__Written request 1__. Summarize the NGFS technical supplement below in three sentences.

__Page extract__.
---------------

Technical supplement to the First NGFS Comprehensive Report

This document is a technical supplement to the First comprehensive report – Call for action published in April 2019.
It was prepared by the Macrofinancial worksteam of the NGFS, chaired by Sarah Breeden from the Bank of England.

1. Introduction

 
Climate change is one of many sources of structural change affecting the economy and financial system. However it has several distinctive characteristics that mean it needs to be considered and managed differently. These include:

  • Far-reaching impact in breadth and magnitude: climate change will affect all agents in the economy (households, businesses, governments), across all sectors and geographies. The risks will likely be correlated and, potentially aggravated by tipping points and non-linear impacts. This means the impacts could be much larger, more widespread and diverse than those of other structural changes.
  • Foreseeable nature: while the exact outcomes, time horizon and future pathway are uncertain, there is a high degree of certainty that some combination of increasing physical and transition risks will materialise in the future.
  • Irreversibility: the impact of climate change is determined by the concentration of greenhouse gas (GHG) emissions in the atmosphere and there is currently no mature technology to reverse the process. Above a certain threshold, scientists have shown with a high degree of confidence that climate change will have irreversible consequences on our planet, though uncertainty remains about the exact severity and time horizon.
  • Dependency on short-term actions: the magnitude and nature of the future impacts will be determined by actions taken today, which thus need to follow a credible and forward-looking policy path. This includes actions by governments, central banks and supervisors, financial market participants, firms and households.

The risks from climate change arise from two sources: physical and transition.

Physical impacts are those that could arise from climate and weather-related events, such as droughts, floods and storms. They comprise impacts directly resulting from those events such as damage to property. They can also have wider systemic, as well as firm-level impacts, for example through disruption to global supply chains. Longer term progressive shifts in the climate (such as changes in precipitation, extreme weather variability, sea level rise and rising mean temperatures), and adaption to these changes, may also have implications for the economy, such as on productivity, migration and the reconstruction and replacement of infrastructure.

These changes could also potentially result in large financial losses. If losses are insured, they can directly affect insurance and reinsurance firms through higher claims. If losses are uninsured, the burden can fall on households, corporates and governments. This can impair asset values, reduce the value of investments held by financial institutions and increase credit risks for banks and investors. Since the 1980s, the annual number of registered weather-related loss events has tripled. Overall losses  amount to four times the size of insured losses on average and the protection gap continues to widen (Geneva Association, 2014).

Transition impacts are those that relate to the process of adjustment towards a low-carbon economy. Emissions must eventually reach "net zero" to prevent further climate change. The scale of the economic and financial transformation required for this transition is considerable. For example, the Global Commission on the Economy and Climate (2018) estimated that globally around $90tn will need to be invested in infrastructure in the urban, land use and energy systems until 2030.

---------------

__Extracted data__.
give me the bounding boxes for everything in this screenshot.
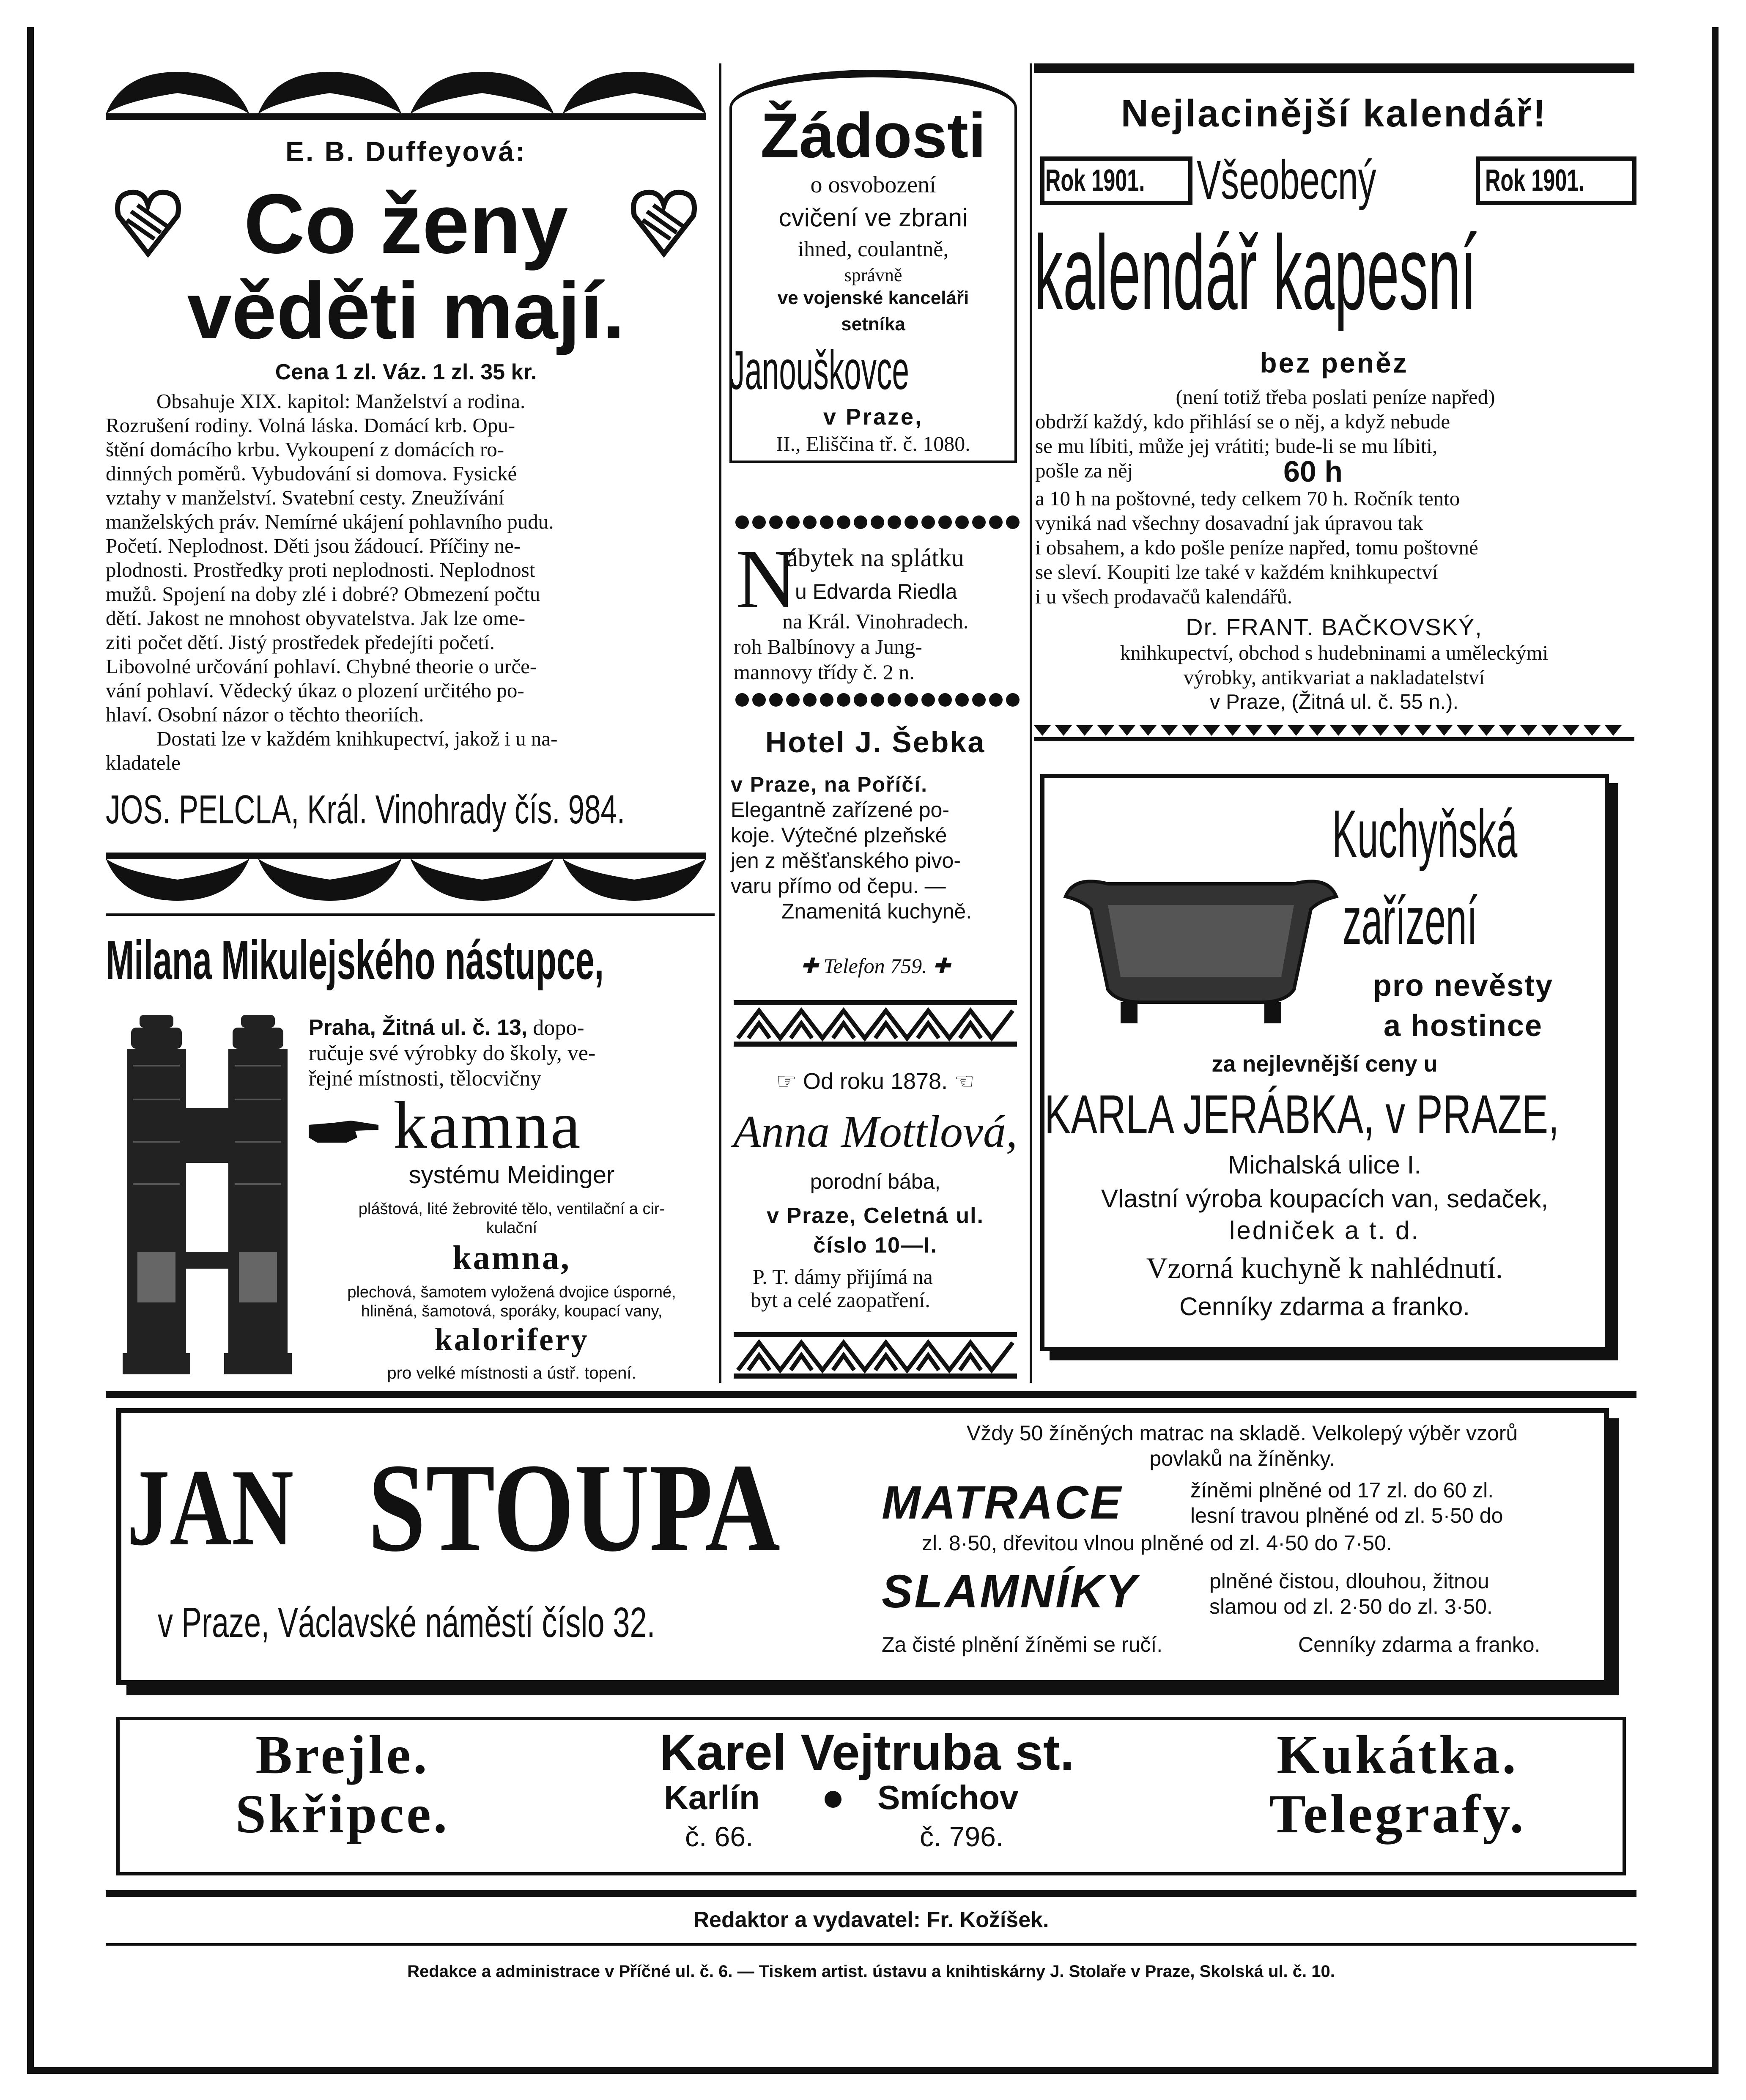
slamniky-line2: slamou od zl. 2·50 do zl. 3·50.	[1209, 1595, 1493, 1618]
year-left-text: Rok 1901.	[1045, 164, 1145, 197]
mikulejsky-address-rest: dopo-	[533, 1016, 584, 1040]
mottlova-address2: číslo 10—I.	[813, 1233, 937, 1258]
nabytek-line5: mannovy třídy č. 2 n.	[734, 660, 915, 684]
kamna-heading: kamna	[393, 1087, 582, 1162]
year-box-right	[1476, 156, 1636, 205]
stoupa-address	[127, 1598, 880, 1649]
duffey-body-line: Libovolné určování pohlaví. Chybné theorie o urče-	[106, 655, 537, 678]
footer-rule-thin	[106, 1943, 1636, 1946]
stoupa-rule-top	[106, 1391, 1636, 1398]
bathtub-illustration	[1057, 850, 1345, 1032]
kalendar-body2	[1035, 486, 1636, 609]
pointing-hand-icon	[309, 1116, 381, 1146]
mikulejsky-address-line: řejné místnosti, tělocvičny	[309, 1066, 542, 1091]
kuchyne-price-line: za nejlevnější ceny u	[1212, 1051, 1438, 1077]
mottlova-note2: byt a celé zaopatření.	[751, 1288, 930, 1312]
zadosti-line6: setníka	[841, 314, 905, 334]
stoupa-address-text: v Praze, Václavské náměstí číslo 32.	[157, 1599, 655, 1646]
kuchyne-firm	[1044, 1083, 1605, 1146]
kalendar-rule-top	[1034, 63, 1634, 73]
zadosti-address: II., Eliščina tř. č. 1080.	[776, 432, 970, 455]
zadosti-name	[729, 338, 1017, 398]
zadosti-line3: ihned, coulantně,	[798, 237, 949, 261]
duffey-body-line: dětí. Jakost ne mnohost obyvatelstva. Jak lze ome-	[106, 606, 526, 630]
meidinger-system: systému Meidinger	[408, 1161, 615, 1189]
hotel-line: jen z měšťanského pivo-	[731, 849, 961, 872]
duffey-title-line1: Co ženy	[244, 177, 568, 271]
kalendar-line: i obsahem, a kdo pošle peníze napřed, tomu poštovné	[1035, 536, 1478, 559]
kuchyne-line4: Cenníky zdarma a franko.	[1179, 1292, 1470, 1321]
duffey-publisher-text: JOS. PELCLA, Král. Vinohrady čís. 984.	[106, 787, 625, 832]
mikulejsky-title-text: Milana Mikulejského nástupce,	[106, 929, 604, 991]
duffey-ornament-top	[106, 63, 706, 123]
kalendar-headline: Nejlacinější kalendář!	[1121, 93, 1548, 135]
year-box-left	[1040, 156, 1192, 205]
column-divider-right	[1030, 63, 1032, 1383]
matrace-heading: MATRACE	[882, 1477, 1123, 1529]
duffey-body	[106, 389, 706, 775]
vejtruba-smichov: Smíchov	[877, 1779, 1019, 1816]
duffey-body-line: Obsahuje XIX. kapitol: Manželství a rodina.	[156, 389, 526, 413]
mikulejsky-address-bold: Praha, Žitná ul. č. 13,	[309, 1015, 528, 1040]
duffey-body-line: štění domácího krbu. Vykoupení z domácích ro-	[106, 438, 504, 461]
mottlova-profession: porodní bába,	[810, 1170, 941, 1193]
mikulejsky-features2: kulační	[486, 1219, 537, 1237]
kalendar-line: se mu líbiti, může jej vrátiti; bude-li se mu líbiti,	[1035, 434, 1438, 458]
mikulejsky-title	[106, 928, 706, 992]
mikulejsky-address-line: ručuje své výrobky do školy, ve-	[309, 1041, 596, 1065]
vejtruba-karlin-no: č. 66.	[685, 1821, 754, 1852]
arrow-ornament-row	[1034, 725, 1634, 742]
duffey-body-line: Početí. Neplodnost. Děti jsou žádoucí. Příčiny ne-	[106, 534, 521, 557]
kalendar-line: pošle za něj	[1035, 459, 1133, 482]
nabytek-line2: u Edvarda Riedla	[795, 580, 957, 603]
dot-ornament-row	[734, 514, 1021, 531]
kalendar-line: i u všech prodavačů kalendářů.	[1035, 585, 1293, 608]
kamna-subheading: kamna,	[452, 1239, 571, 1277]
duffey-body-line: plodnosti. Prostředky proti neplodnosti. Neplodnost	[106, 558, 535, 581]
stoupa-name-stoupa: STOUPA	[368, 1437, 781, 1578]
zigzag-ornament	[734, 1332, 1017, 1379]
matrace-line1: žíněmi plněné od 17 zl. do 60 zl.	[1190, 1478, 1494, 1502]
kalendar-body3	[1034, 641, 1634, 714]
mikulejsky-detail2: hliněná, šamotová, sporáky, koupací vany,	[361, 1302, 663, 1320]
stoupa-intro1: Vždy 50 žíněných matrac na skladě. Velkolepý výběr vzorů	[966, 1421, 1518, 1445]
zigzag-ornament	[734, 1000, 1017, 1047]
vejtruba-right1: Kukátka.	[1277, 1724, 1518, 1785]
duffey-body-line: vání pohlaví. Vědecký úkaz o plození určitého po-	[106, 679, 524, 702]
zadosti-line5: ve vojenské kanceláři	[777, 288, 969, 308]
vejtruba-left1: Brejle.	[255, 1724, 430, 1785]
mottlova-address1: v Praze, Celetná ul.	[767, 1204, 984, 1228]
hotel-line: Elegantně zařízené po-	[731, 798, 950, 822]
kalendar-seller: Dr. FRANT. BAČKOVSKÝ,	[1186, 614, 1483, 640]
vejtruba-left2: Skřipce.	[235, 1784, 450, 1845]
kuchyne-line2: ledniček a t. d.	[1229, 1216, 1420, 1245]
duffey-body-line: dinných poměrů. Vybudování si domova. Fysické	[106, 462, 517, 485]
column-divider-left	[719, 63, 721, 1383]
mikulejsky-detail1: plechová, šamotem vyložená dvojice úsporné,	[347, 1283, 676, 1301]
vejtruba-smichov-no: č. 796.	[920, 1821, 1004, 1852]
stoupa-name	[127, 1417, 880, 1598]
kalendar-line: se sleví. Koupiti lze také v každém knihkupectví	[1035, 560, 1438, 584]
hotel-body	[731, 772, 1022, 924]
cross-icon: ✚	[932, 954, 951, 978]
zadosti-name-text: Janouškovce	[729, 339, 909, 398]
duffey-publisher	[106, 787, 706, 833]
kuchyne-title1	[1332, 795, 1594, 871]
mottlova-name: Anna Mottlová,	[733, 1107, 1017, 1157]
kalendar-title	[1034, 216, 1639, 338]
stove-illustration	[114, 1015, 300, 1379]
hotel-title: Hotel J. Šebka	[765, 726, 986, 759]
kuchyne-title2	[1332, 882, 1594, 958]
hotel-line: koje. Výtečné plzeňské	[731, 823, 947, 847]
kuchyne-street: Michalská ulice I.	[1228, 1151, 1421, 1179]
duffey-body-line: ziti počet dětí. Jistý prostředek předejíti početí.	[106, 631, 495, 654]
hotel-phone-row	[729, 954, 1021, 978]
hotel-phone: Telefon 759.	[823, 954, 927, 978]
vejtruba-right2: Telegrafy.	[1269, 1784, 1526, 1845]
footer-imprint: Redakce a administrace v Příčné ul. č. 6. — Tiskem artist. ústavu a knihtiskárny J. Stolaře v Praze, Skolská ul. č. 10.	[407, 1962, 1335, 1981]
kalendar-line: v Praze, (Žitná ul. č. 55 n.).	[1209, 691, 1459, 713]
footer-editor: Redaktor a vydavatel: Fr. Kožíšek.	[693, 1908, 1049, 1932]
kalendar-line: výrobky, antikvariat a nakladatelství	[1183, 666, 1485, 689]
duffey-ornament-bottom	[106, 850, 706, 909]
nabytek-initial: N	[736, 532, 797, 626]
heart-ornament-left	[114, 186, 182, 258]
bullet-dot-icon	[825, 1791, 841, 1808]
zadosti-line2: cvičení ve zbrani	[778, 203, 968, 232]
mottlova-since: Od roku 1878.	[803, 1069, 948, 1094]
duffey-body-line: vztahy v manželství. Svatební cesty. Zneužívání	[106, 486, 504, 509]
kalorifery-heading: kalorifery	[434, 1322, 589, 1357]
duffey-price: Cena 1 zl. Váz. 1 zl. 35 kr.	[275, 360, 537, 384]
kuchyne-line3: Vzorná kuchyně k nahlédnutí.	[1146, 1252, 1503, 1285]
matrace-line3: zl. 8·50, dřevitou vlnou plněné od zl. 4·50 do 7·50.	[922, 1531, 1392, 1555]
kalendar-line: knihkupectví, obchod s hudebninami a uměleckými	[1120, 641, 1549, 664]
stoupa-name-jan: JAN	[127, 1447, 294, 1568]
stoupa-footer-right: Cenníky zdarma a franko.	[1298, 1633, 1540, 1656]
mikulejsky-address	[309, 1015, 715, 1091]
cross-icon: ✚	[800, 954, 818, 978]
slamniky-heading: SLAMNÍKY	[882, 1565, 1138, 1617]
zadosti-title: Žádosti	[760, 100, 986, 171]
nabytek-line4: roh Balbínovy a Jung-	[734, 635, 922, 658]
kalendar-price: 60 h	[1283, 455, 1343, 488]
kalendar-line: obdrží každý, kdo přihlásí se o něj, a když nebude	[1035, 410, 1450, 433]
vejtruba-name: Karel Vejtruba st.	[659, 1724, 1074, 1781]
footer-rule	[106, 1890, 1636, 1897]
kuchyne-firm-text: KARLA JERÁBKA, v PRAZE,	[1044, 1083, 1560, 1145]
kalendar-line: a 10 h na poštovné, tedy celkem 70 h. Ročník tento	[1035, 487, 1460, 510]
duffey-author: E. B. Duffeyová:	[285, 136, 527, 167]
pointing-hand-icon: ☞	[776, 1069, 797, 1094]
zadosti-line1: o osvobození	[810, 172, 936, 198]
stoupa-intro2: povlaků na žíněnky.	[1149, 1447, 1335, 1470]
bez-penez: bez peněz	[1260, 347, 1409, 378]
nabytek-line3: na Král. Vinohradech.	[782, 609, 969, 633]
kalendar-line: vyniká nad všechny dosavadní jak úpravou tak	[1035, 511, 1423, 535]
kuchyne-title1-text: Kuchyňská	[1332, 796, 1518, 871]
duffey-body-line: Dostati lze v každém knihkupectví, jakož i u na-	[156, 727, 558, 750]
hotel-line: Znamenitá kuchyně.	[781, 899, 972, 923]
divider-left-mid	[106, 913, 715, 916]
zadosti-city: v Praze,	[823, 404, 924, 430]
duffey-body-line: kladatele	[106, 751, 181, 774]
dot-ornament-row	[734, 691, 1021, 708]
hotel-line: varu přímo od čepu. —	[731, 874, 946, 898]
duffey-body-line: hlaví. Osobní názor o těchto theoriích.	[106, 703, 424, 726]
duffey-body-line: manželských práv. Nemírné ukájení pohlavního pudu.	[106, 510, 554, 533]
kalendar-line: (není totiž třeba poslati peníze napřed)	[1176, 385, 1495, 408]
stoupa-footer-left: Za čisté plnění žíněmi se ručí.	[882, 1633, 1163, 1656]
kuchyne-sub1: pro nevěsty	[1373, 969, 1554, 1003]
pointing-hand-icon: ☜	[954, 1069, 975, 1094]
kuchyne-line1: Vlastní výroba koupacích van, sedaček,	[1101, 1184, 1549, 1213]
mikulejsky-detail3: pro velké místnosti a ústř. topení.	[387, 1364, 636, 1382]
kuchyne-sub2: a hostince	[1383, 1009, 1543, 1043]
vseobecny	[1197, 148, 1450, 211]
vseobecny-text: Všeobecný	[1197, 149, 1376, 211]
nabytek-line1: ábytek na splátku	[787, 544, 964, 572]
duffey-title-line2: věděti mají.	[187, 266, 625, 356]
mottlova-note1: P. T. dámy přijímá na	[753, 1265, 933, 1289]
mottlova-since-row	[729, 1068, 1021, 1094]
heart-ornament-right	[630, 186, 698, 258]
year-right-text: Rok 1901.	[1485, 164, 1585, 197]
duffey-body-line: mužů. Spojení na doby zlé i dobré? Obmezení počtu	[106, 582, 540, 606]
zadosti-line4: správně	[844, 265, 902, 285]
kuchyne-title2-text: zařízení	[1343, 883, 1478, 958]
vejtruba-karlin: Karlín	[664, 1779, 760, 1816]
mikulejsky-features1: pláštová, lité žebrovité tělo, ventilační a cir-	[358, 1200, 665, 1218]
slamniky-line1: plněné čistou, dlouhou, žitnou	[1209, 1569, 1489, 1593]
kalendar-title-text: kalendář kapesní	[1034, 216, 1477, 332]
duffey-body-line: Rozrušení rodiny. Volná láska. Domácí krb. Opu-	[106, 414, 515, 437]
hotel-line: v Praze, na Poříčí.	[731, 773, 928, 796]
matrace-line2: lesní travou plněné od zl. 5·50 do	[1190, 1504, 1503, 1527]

---------------

__Written request 2__. In the listing, rename "year-left-text" to "year-left-label" in the lines between the one holding "slamniky-line2: slamou od" and the one holding "1233, 937, 1258]", inclusive. Give back only those lines, with nothing else changed.

__Complete output 1__. The supplement explains that climate change differs from other sources of structural change through its far-reaching impact, foreseeable nature, irreversibility and dependency on short-term actions. It describes physical risks from climate and weather-related events and longer-term shifts in the climate, which could cause large financial losses whether or not they are insured. It also describes transition risks from adjusting to a low-carbon economy, a transformation of considerable scale, for which around $90tn of global infrastructure investment has been estimated as needed until 2030.

__Complete output 2__.
slamniky-line2: slamou od zl. 2·50 do zl. 3·50.	[1209, 1595, 1493, 1618]
year-left-label: Rok 1901.	[1045, 164, 1145, 197]
mikulejsky-address-rest: dopo-	[533, 1016, 584, 1040]
mottlova-address2: číslo 10—I.	[813, 1233, 937, 1258]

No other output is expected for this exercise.